[Part of a data file]
※ ※ ※

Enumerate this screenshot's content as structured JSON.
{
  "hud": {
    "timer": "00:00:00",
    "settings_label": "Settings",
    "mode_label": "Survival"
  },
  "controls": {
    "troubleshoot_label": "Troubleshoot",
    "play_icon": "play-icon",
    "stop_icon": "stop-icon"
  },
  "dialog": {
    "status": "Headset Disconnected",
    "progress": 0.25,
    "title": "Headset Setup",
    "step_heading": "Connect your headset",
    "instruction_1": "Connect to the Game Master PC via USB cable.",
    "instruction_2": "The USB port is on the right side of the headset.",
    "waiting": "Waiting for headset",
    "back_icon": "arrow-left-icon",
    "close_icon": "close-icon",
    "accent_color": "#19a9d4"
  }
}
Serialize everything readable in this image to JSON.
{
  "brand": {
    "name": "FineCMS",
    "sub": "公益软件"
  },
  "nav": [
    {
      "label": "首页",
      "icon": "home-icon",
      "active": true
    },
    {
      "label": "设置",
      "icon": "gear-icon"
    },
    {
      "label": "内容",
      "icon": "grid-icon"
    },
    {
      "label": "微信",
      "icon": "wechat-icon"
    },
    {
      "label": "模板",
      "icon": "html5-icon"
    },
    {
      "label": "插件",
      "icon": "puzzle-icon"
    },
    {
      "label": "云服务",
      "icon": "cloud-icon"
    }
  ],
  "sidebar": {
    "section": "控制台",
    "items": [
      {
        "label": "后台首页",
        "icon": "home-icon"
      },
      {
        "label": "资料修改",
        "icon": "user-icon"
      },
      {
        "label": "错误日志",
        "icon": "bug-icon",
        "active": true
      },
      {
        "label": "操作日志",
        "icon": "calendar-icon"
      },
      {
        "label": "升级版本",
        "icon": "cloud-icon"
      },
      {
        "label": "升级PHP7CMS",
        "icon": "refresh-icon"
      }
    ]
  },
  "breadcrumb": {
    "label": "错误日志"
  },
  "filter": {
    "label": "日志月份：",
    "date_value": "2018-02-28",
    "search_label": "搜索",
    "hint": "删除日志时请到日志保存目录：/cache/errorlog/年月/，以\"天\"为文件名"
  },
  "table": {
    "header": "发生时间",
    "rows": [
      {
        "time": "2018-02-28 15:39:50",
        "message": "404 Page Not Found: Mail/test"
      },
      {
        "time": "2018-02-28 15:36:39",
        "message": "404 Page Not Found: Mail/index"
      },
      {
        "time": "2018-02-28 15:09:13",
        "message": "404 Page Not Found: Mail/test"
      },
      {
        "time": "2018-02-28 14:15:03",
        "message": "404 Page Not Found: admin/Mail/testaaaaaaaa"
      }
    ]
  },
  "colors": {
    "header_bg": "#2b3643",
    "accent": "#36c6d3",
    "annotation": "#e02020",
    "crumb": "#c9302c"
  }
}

※ ※ ※

## What to produce:
Transcribe every entry verbatim.

## Reply to the exercise:
Enumerate this screenshot's content as structured JSON.
{
  "hud": {
    "timer": "00:00:00",
    "settings_label": "Settings",
    "mode_label": "Survival"
  },
  "controls": {
    "troubleshoot_label": "Troubleshoot",
    "play_icon": "play-icon",
    "stop_icon": "stop-icon"
  },
  "dialog": {
    "status": "Headset Disconnected",
    "progress": 0.25,
    "title": "Headset Setup",
    "step_heading": "Connect your headset",
    "instruction_1": "Connect to the Game Master PC via USB cable.",
    "instruction_2": "The USB port is on the right side of the headset.",
    "waiting": "Waiting for headset",
    "back_icon": "arrow-left-icon",
    "close_icon": "close-icon",
    "accent_color": "#19a9d4"
  }
}
Serialize everything readable in this image to JSON.
{
  "brand": {
    "name": "FineCMS",
    "sub": "公益软件"
  },
  "nav": [
    {
      "label": "首页",
      "icon": "home-icon",
      "active": true
    },
    {
      "label": "设置",
      "icon": "gear-icon"
    },
    {
      "label": "内容",
      "icon": "grid-icon"
    },
    {
      "label": "微信",
      "icon": "wechat-icon"
    },
    {
      "label": "模板",
      "icon": "html5-icon"
    },
    {
      "label": "插件",
      "icon": "puzzle-icon"
    },
    {
      "label": "云服务",
      "icon": "cloud-icon"
    }
  ],
  "sidebar": {
    "section": "控制台",
    "items": [
      {
        "label": "后台首页",
        "icon": "home-icon"
      },
      {
        "label": "资料修改",
        "icon": "user-icon"
      },
      {
        "label": "错误日志",
        "icon": "bug-icon",
        "active": true
      },
      {
        "label": "操作日志",
        "icon": "calendar-icon"
      },
      {
        "label": "升级版本",
        "icon": "cloud-icon"
      },
      {
        "label": "升级PHP7CMS",
        "icon": "refresh-icon"
      }
    ]
  },
  "breadcrumb": {
    "label": "错误日志"
  },
  "filter": {
    "label": "日志月份：",
    "date_value": "2018-02-28",
    "search_label": "搜索",
    "hint": "删除日志时请到日志保存目录：/cache/errorlog/年月/，以\"天\"为文件名"
  },
  "table": {
    "header": "发生时间",
    "rows": [
      {
        "time": "2018-02-28 15:39:50",
        "message": "404 Page Not Found: Mail/test"
      },
      {
        "time": "2018-02-28 15:36:39",
        "message": "404 Page Not Found: Mail/index"
      },
      {
        "time": "2018-02-28 15:09:13",
        "message": "404 Page Not Found: Mail/test"
      },
      {
        "time": "2018-02-28 14:15:03",
        "message": "404 Page Not Found: admin/Mail/testaaaaaaaa"
      }
    ]
  },
  "colors": {
    "header_bg": "#2b3643",
    "accent": "#36c6d3",
    "annotation": "#e02020",
    "crumb": "#c9302c"
  }
}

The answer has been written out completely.